Records to process |
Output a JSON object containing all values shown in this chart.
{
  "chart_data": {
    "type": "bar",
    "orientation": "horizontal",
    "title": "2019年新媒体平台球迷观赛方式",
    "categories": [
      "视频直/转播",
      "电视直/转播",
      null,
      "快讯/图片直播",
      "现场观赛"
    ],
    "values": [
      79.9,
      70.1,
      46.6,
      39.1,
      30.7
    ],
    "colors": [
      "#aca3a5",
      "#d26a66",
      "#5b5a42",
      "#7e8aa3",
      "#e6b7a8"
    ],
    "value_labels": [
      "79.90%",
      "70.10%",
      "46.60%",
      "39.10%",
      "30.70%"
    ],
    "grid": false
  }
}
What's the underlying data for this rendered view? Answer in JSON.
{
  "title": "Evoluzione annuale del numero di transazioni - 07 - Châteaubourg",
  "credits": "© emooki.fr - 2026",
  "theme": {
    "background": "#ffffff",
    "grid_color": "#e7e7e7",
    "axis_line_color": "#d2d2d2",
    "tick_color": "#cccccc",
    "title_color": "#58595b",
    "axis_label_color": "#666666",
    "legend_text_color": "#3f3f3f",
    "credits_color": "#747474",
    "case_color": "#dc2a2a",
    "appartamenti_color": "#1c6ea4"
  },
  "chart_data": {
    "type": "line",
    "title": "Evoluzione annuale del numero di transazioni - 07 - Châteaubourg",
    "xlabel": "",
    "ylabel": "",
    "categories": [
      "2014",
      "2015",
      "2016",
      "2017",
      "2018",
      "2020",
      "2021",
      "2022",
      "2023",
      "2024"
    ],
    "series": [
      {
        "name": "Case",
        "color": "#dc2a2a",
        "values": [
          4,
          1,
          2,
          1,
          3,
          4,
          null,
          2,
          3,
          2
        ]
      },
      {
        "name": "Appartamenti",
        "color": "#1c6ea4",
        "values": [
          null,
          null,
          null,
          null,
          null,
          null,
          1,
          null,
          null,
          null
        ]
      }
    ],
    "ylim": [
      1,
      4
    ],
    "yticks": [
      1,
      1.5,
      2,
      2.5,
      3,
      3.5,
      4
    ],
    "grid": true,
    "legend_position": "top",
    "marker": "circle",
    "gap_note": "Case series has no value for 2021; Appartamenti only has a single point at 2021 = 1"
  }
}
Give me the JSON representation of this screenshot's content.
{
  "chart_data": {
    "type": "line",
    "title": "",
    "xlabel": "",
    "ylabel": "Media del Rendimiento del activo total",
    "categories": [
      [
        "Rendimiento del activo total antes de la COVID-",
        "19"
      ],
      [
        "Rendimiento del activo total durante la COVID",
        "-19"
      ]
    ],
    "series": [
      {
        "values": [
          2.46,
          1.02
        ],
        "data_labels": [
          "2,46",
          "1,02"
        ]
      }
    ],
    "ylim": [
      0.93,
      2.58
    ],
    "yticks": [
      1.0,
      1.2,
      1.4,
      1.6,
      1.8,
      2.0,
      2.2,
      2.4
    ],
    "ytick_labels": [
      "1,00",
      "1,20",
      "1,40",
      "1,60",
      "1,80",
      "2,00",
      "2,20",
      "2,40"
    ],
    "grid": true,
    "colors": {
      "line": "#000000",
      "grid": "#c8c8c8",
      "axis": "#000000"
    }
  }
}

Goal |
Starting at the line that contains "Give me the", output each remaining line of the listing, the last line included, exactly as it appears.

Task response |
Give me the JSON representation of this screenshot's content.
{
  "chart_data": {
    "type": "line",
    "title": "",
    "xlabel": "",
    "ylabel": "Media del Rendimiento del activo total",
    "categories": [
      [
        "Rendimiento del activo total antes de la COVID-",
        "19"
      ],
      [
        "Rendimiento del activo total durante la COVID",
        "-19"
      ]
    ],
    "series": [
      {
        "values": [
          2.46,
          1.02
        ],
        "data_labels": [
          "2,46",
          "1,02"
        ]
      }
    ],
    "ylim": [
      0.93,
      2.58
    ],
    "yticks": [
      1.0,
      1.2,
      1.4,
      1.6,
      1.8,
      2.0,
      2.2,
      2.4
    ],
    "ytick_labels": [
      "1,00",
      "1,20",
      "1,40",
      "1,60",
      "1,80",
      "2,00",
      "2,20",
      "2,40"
    ],
    "grid": true,
    "colors": {
      "line": "#000000",
      "grid": "#c8c8c8",
      "axis": "#000000"
    }
  }
}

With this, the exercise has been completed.